| ABOUT THIS EXERCISE |
Go through the records below and report each line with "Migration" in it.

| RECORD SET |

━━━━

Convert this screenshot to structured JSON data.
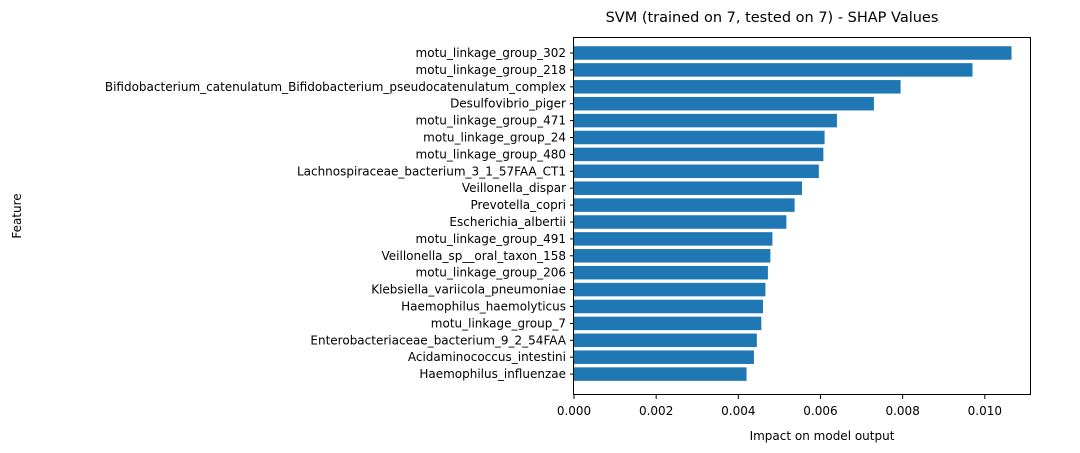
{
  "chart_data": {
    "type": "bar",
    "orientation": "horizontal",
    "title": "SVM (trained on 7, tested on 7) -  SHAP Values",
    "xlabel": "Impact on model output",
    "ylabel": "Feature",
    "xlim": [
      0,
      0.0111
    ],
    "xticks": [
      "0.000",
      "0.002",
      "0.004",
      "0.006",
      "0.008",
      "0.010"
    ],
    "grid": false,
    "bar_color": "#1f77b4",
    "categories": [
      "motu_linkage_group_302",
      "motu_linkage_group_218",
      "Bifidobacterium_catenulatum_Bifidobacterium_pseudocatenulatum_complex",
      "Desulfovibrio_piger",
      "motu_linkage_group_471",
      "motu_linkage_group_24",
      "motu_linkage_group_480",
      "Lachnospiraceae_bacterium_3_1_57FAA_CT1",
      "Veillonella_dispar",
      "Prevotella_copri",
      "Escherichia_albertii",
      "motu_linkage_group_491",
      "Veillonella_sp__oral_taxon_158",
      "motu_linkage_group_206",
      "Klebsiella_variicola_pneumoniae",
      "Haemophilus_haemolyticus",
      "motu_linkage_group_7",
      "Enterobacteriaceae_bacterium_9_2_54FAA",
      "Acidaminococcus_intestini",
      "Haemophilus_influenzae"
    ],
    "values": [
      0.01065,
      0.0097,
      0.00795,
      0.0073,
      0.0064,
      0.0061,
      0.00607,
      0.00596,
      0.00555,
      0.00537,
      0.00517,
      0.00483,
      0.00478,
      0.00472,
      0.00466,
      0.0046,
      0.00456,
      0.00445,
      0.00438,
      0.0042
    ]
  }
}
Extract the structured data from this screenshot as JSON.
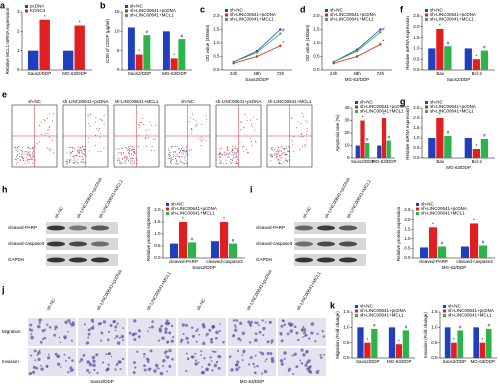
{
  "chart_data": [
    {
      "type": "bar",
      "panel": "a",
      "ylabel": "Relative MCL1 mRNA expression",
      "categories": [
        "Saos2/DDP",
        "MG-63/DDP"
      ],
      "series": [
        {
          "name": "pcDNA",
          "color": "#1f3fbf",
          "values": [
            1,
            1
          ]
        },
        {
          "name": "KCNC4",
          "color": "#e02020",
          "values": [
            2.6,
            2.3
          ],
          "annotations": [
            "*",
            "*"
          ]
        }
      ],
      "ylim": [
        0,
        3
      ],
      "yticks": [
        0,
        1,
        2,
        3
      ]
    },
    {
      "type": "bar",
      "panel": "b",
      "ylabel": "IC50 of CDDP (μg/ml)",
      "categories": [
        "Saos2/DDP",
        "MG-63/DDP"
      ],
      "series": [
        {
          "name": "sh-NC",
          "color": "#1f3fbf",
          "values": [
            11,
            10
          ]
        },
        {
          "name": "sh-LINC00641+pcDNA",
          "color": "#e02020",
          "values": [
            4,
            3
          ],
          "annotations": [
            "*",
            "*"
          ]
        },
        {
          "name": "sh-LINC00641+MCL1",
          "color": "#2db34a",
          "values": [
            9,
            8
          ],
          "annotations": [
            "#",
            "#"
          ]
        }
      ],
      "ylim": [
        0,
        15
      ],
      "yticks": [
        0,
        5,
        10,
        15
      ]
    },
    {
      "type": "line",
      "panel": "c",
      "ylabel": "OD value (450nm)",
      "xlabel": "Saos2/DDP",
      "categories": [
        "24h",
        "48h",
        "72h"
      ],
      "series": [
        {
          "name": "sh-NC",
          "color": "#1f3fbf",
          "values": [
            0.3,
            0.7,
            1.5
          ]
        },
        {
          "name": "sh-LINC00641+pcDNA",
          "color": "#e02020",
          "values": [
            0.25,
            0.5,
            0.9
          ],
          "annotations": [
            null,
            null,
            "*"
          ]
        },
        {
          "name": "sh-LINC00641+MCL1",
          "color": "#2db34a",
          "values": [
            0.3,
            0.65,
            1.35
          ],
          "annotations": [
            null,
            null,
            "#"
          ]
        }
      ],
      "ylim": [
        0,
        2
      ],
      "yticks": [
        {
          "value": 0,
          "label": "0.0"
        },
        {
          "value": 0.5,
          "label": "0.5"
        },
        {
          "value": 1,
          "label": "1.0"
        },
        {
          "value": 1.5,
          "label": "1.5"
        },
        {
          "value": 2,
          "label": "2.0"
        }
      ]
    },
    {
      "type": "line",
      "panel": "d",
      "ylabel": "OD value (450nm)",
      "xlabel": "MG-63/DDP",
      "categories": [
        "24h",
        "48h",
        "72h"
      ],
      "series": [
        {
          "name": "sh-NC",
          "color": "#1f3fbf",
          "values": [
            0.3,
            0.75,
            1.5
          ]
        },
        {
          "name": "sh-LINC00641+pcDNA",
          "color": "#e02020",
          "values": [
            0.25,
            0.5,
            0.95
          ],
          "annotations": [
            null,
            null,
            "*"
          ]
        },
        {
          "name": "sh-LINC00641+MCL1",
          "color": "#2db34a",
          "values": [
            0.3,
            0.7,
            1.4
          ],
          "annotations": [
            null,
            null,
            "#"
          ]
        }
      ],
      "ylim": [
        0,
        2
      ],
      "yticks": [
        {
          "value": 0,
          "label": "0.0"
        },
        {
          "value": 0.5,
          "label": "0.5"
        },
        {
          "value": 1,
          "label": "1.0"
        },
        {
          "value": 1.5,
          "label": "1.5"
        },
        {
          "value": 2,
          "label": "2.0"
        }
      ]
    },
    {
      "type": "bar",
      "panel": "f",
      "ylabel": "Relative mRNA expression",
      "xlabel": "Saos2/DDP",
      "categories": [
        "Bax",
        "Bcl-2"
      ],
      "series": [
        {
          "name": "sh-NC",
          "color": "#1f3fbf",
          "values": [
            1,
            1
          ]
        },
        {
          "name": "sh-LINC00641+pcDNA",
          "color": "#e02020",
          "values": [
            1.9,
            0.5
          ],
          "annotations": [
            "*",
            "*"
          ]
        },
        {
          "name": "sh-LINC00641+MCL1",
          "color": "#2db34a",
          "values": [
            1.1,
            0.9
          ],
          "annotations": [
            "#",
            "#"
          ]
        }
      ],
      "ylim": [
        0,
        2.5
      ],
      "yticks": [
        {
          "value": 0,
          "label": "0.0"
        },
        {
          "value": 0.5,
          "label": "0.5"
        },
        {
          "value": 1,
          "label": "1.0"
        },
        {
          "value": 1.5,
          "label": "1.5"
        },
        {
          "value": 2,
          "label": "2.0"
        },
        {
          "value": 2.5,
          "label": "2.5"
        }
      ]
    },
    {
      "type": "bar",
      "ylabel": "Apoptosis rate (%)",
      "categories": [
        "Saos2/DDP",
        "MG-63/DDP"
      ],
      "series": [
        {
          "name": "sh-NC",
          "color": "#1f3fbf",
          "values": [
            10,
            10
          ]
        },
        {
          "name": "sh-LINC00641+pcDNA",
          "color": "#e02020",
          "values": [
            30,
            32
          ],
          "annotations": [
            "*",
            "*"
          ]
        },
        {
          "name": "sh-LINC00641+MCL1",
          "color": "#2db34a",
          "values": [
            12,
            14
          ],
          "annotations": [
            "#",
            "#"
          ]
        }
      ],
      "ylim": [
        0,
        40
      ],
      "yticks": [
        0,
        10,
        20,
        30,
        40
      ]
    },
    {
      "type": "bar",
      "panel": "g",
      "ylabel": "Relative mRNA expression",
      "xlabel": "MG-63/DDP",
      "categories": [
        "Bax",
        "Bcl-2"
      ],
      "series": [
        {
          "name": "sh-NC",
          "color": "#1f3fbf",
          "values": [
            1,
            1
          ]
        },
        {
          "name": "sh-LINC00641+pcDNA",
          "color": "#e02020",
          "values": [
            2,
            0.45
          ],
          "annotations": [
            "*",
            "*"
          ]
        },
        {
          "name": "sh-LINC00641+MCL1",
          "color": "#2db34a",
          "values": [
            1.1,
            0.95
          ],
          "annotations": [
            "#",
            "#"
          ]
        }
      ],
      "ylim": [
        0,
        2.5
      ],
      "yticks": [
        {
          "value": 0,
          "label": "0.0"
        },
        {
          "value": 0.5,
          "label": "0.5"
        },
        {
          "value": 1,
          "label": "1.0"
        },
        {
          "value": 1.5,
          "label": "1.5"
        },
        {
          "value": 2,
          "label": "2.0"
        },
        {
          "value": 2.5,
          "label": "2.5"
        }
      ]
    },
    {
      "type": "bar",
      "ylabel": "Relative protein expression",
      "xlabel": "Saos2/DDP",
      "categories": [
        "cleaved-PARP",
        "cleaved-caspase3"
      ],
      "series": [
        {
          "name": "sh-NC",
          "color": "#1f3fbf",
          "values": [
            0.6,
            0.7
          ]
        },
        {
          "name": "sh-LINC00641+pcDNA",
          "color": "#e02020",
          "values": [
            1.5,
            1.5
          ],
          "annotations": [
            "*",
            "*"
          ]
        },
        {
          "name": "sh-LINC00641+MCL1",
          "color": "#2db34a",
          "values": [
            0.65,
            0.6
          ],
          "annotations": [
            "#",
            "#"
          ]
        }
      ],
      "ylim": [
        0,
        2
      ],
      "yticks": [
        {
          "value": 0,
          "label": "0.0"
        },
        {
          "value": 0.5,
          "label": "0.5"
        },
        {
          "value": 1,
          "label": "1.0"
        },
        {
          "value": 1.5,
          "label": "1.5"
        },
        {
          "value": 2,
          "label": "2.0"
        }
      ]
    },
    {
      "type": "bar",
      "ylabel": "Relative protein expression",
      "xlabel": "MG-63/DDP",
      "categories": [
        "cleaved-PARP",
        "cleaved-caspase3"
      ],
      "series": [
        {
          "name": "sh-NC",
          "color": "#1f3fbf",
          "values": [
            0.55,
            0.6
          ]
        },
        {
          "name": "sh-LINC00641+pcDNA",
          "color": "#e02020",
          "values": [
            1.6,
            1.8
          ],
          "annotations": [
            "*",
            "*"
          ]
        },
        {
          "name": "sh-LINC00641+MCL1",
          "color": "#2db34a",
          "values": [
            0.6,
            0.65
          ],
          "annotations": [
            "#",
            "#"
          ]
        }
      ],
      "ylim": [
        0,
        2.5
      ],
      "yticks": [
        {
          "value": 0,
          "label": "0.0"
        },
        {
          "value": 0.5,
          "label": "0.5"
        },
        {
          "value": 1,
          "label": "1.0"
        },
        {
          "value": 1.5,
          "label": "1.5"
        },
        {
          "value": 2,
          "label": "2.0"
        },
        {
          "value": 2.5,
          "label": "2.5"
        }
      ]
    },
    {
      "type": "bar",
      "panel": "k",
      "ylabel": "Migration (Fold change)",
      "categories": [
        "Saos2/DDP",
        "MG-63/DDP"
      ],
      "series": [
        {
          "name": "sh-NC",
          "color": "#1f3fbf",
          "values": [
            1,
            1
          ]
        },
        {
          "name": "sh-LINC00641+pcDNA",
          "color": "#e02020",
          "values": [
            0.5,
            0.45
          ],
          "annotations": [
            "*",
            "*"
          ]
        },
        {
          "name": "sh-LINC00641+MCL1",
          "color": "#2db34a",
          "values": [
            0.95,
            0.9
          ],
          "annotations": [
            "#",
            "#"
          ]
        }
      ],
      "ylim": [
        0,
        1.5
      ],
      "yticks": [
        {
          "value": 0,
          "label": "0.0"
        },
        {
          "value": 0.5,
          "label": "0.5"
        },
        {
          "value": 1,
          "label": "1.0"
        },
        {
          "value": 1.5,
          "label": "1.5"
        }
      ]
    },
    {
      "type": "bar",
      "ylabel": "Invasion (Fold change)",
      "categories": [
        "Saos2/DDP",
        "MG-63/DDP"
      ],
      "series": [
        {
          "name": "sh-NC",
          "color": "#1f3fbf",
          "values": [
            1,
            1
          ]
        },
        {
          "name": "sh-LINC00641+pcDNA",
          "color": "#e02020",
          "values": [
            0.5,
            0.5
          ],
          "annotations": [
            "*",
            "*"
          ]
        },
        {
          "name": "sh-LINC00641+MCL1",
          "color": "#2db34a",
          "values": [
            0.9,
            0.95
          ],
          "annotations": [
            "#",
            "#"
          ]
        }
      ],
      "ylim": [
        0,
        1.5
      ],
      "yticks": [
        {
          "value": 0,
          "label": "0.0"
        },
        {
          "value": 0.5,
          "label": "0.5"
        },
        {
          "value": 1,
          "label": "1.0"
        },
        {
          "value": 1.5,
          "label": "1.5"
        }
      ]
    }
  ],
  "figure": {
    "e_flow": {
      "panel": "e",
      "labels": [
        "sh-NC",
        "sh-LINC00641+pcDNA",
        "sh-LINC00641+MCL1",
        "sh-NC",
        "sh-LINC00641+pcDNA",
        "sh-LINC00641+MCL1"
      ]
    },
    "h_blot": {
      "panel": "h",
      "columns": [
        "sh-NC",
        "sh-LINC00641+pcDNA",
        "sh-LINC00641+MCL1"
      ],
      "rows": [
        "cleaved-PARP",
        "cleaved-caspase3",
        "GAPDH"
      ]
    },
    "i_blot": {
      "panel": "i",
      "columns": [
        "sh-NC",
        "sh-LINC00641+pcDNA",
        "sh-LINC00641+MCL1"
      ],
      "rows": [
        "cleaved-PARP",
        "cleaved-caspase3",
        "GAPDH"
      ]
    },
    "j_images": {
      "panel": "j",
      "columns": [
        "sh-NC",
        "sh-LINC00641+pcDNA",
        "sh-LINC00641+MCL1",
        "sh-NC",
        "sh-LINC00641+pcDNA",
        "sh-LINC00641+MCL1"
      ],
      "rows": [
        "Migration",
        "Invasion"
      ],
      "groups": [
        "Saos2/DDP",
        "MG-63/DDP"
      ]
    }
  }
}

━━━━

| EXERCISE SOLUTION |
      "ylabel": "Migration (Fold change)",
        "Migration",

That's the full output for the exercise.